Retype every line of the entries below verbatim, leaving out the picture.

### Information shown ###

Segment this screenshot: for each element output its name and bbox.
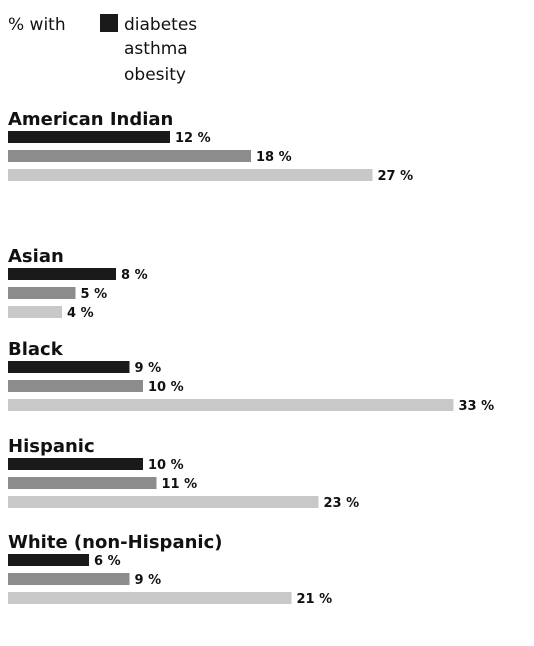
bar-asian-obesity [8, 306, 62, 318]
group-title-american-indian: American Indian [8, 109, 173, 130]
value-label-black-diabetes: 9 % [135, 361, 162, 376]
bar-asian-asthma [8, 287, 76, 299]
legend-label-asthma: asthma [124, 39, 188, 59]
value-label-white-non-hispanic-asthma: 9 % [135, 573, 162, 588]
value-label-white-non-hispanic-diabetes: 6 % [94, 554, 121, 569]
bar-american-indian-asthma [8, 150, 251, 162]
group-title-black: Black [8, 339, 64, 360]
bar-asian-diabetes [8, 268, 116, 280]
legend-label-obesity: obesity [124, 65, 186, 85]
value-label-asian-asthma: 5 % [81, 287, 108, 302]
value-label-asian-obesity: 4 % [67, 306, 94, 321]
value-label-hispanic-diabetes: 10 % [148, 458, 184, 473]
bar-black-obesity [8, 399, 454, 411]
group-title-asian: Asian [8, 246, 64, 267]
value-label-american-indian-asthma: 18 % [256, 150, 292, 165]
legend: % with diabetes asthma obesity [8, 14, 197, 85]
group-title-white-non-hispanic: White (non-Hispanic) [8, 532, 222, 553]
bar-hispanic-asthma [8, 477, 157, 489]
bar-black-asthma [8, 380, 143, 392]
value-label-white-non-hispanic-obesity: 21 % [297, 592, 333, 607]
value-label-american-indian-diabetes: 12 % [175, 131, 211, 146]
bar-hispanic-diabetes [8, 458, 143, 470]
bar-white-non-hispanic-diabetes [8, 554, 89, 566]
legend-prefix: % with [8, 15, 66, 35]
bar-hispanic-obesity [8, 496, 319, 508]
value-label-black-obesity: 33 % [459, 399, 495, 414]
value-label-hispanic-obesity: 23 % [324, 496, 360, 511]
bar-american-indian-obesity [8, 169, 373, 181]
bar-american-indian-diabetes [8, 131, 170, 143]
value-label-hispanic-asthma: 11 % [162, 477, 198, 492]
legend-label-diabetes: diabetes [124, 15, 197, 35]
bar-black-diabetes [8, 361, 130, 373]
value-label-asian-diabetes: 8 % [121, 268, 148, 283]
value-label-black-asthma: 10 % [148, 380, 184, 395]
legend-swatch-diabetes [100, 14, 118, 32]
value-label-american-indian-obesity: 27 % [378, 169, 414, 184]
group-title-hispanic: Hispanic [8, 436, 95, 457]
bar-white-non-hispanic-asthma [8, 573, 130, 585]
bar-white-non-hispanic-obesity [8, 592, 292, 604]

###

§ Result of the task:
Segment this screenshot: for each element output its name and bbox.
bar-asian-obesity [8, 306, 62, 318]
group-title-american-indian: American Indian [8, 109, 173, 130]
value-label-black-diabetes: 9 % [135, 361, 162, 376]
bar-asian-asthma [8, 287, 76, 299]
legend-label-asthma: asthma [124, 39, 188, 59]
value-label-white-non-hispanic-asthma: 9 % [135, 573, 162, 588]
value-label-white-non-hispanic-diabetes: 6 % [94, 554, 121, 569]
bar-american-indian-asthma [8, 150, 251, 162]
group-title-black: Black [8, 339, 64, 360]
bar-asian-diabetes [8, 268, 116, 280]
legend-label-obesity: obesity [124, 65, 186, 85]
value-label-asian-asthma: 5 % [81, 287, 108, 302]
value-label-asian-obesity: 4 % [67, 306, 94, 321]
value-label-hispanic-diabetes: 10 % [148, 458, 184, 473]
bar-black-obesity [8, 399, 454, 411]
group-title-asian: Asian [8, 246, 64, 267]
value-label-american-indian-asthma: 18 % [256, 150, 292, 165]
legend: % with diabetes asthma obesity [8, 14, 197, 85]
group-title-white-non-hispanic: White (non-Hispanic) [8, 532, 222, 553]
bar-hispanic-asthma [8, 477, 157, 489]
bar-black-asthma [8, 380, 143, 392]
value-label-white-non-hispanic-obesity: 21 % [297, 592, 333, 607]
value-label-american-indian-diabetes: 12 % [175, 131, 211, 146]
bar-hispanic-diabetes [8, 458, 143, 470]
bar-white-non-hispanic-diabetes [8, 554, 89, 566]
legend-prefix: % with [8, 15, 66, 35]
bar-hispanic-obesity [8, 496, 319, 508]
value-label-black-obesity: 33 % [459, 399, 495, 414]
value-label-hispanic-obesity: 23 % [324, 496, 360, 511]
bar-american-indian-obesity [8, 169, 373, 181]
bar-american-indian-diabetes [8, 131, 170, 143]
value-label-hispanic-asthma: 11 % [162, 477, 198, 492]
legend-label-diabetes: diabetes [124, 15, 197, 35]
bar-black-diabetes [8, 361, 130, 373]
value-label-asian-diabetes: 8 % [121, 268, 148, 283]
value-label-black-asthma: 10 % [148, 380, 184, 395]
legend-swatch-diabetes [100, 14, 118, 32]
value-label-american-indian-obesity: 27 % [378, 169, 414, 184]
group-title-hispanic: Hispanic [8, 436, 95, 457]
bar-white-non-hispanic-asthma [8, 573, 130, 585]
bar-white-non-hispanic-obesity [8, 592, 292, 604]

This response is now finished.